Monday, May 25, 2015

Pope: "I Feel Like Saying Something Which May Sound Heretical..."

Please don't

Must the Vicar of Christ speak this way?

Seriously, must he?

In a May 23rd video address to a Christian unity gathering sponsored by the John 17 Movement, Pope Francis said:
I feel like saying something that may sound controversial, or even heretical, perhaps. But there is someone who ‘knows’ that, despite our differences, we are one. It is he who is persecuting us. It is he who is persecuting Christians today, he who is anointing us with (the blood of) martyrdom.
I'm not now going to get into a discussion of if or when ecumenism becomes heretical, except to say that in fairness, Francis isn't really saying anything here that modern Church sources going at least as far back as Vatican II haven't already said or at least implied. And obviously, this was no solemn Papal pronouncement or document.

But the wording still disturbs. Does the Pope believe that for the contemporary Church the term "heresy" has meaning? If not, then I suppose that would be heretical. But if so, why is he using the word in that way? Clearly, he doesn't believe his (and the modern Church's) version of ecumenism is heretical. But then why does he say that it might sound heretical? How and to whom exactly? Wasn't this matter "settled" by numerous statements and official documents starting with Unitatis Redintegratio?

━━━━

= EXERCISE TASK 1 =
Transcribe the part of the post on the Pope's remark that begins at the words "I'm not now" and stops after the words "with Unitatis Redintegratio?".

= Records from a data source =
━━━━

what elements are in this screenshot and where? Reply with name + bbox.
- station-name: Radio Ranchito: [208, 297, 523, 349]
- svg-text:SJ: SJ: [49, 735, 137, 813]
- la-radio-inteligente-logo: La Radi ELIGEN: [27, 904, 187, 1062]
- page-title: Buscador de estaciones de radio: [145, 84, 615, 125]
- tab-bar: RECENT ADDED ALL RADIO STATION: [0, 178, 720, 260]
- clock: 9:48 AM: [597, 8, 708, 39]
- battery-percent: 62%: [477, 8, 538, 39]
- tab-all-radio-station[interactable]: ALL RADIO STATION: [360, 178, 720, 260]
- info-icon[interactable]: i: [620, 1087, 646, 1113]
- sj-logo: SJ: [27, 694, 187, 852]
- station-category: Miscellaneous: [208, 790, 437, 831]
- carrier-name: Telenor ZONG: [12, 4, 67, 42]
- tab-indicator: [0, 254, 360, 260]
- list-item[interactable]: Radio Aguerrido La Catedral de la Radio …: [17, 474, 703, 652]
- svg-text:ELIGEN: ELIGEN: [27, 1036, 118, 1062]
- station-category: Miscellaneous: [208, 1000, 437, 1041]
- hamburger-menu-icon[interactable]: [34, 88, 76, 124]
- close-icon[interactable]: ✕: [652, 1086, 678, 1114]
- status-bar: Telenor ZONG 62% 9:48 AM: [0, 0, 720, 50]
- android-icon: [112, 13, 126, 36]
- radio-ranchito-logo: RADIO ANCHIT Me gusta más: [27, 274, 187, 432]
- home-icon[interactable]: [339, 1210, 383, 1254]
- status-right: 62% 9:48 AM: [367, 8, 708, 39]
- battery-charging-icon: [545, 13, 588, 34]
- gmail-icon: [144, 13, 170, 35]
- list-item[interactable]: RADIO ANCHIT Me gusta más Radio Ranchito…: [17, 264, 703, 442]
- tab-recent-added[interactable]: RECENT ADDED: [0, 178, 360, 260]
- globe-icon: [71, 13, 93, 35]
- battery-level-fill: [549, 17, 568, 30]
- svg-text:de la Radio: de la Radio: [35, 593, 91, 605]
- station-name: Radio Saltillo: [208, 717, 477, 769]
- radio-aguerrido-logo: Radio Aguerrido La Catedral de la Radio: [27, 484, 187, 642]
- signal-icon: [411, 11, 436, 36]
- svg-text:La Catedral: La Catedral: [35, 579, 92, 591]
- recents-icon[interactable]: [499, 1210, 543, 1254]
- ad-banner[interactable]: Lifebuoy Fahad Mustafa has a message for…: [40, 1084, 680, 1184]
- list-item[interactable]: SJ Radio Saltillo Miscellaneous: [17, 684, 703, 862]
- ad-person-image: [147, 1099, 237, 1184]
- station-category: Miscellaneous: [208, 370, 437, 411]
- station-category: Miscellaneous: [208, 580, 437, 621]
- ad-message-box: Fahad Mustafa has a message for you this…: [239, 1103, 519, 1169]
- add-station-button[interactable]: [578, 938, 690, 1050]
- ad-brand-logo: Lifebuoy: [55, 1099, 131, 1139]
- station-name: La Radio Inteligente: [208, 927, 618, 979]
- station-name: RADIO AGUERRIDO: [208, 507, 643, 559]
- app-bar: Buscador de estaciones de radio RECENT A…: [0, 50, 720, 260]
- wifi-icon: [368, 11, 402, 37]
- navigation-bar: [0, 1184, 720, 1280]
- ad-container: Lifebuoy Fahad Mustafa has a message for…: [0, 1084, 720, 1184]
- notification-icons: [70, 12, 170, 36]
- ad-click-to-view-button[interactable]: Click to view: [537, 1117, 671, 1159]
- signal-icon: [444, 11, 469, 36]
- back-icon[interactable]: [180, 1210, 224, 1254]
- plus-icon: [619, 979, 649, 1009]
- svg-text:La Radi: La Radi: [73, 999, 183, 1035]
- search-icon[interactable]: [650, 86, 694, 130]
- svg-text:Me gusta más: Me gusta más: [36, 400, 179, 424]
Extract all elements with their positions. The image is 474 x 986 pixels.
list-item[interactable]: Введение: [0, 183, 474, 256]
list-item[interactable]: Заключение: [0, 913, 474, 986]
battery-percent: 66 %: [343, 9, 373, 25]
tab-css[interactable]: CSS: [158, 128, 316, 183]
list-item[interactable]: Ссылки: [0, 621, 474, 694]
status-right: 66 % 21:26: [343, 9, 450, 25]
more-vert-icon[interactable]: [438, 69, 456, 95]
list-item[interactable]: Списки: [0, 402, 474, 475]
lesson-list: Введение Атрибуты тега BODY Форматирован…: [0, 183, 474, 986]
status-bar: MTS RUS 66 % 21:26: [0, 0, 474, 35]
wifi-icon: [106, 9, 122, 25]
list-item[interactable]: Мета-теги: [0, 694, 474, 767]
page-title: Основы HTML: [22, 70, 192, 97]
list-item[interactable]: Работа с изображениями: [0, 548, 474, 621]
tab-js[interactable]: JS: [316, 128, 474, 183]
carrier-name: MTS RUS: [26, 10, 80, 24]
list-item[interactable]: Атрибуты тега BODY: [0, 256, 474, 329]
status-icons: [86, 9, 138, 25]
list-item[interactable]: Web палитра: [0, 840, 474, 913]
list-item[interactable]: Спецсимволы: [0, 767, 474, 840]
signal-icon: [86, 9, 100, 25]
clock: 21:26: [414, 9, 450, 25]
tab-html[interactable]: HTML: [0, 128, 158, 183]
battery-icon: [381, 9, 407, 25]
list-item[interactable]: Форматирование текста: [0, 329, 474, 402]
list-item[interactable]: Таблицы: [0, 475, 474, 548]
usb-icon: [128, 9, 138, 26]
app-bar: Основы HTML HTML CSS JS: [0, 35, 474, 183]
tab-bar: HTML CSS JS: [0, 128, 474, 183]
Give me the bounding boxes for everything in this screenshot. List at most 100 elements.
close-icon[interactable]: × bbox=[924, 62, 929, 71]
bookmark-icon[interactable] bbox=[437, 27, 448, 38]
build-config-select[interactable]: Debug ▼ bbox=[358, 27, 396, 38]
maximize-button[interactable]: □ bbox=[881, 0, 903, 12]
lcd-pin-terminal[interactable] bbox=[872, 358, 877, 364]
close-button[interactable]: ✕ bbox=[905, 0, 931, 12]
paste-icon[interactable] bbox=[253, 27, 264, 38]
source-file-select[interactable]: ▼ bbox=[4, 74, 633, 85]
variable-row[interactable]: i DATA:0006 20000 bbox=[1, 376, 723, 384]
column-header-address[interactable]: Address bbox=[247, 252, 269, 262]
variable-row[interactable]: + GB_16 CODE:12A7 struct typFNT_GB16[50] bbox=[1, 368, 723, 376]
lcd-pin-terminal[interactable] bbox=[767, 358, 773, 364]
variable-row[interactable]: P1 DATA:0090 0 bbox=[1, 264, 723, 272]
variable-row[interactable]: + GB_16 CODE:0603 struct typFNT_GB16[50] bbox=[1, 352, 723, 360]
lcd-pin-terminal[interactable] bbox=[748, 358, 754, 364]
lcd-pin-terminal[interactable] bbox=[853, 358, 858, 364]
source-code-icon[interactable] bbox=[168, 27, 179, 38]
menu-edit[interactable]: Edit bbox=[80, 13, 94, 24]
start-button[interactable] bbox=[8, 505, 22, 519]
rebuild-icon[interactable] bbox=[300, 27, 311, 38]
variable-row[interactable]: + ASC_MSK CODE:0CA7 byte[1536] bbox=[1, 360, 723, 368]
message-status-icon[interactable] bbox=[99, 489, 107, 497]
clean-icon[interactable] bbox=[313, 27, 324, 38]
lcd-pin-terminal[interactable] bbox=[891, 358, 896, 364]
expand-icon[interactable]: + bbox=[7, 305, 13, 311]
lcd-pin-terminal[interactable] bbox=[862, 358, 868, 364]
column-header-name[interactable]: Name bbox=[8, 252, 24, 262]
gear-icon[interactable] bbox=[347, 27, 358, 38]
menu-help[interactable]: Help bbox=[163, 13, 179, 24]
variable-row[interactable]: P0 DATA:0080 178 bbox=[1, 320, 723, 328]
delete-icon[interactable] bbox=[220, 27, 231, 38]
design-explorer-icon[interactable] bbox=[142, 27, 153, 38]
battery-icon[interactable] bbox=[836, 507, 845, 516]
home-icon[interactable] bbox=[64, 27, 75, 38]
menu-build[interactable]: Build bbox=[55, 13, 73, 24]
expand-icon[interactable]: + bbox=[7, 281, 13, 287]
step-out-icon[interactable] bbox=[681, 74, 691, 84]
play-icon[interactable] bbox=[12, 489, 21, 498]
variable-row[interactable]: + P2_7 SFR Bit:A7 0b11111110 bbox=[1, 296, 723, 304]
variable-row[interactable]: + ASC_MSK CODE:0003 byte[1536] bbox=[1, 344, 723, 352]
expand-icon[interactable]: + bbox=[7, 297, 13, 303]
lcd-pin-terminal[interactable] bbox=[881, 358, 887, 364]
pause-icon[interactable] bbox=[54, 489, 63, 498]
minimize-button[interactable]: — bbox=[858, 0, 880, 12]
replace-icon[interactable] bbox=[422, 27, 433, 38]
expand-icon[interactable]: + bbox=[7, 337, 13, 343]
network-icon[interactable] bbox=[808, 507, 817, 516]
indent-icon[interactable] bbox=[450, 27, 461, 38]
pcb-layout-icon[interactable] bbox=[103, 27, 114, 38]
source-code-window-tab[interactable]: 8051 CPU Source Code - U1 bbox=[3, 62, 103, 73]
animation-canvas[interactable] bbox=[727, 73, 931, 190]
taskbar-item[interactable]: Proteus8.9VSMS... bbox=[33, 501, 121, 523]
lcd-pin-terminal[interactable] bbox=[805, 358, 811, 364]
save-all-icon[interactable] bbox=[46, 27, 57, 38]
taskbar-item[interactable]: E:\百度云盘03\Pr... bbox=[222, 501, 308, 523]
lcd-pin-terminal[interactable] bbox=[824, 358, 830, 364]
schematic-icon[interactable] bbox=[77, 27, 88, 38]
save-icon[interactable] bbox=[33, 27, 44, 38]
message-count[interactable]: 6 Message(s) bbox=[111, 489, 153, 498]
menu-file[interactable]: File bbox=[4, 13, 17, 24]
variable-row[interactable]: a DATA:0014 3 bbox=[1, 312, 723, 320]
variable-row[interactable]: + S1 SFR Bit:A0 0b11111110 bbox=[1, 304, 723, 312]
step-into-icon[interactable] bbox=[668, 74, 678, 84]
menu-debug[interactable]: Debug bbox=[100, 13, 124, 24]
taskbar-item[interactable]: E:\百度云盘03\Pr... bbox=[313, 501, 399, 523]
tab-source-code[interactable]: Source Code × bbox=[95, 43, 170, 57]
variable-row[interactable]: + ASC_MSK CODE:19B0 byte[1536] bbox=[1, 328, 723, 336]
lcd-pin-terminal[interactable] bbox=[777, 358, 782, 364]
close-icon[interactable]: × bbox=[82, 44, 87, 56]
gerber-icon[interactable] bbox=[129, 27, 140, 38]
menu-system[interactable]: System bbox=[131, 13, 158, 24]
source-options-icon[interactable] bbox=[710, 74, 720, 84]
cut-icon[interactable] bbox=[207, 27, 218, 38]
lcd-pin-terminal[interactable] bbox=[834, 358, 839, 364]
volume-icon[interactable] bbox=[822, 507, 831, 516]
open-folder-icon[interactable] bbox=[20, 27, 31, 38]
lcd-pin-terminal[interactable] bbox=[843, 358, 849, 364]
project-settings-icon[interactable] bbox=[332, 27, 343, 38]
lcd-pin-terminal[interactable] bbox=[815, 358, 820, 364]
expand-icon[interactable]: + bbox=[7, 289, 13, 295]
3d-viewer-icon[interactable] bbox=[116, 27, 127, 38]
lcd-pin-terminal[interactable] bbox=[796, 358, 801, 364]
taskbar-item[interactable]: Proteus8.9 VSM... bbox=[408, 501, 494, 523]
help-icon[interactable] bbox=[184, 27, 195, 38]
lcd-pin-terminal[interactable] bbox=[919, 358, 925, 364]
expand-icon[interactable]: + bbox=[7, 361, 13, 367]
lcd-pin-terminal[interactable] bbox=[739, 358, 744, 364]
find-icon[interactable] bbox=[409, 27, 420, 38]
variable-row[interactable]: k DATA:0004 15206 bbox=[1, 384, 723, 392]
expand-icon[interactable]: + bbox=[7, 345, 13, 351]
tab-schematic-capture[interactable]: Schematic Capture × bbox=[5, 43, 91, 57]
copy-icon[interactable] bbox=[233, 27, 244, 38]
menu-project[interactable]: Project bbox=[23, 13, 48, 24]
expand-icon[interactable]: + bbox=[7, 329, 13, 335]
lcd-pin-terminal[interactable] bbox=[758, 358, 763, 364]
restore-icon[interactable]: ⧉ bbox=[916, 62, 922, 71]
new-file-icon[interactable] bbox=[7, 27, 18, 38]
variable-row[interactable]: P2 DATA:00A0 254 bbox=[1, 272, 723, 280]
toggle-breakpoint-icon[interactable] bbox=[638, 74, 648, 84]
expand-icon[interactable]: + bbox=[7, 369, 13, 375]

━━━━

= EXERCISE TASK 2 =
Restate word for word the lines of the entries, beginning at their first line and stopping after the line that contains "- tab-indicator: [0, 254, 360, 260]".

= COMPLETE RESPONSE 1 =
I'm not now going to get into a discussion of if or when ecumenism becomes heretical, except to say that in fairness, Francis isn't really saying anything here that modern Church sources going at least as far back as Vatican II haven't already said or at least implied. And obviously, this was no solemn Papal pronouncement or document.

But the wording still disturbs. Does the Pope believe that for the contemporary Church the term "heresy" has meaning? If not, then I suppose that would be heretical. But if so, why is he using the word in that way? Clearly, he doesn't believe his (and the modern Church's) version of ecumenism is heretical. But then why does he say that it might sound heretical? How and to whom exactly? Wasn't this matter "settled" by numerous statements and official documents starting with Unitatis Redintegratio?

= COMPLETE RESPONSE 2 =
what elements are in this screenshot and where? Reply with name + bbox.
- station-name: Radio Ranchito: [208, 297, 523, 349]
- svg-text:SJ: SJ: [49, 735, 137, 813]
- la-radio-inteligente-logo: La Radi ELIGEN: [27, 904, 187, 1062]
- page-title: Buscador de estaciones de radio: [145, 84, 615, 125]
- tab-bar: RECENT ADDED ALL RADIO STATION: [0, 178, 720, 260]
- clock: 9:48 AM: [597, 8, 708, 39]
- battery-percent: 62%: [477, 8, 538, 39]
- tab-all-radio-station[interactable]: ALL RADIO STATION: [360, 178, 720, 260]
- info-icon[interactable]: i: [620, 1087, 646, 1113]
- sj-logo: SJ: [27, 694, 187, 852]
- station-category: Miscellaneous: [208, 790, 437, 831]
- carrier-name: Telenor ZONG: [12, 4, 67, 42]
- tab-indicator: [0, 254, 360, 260]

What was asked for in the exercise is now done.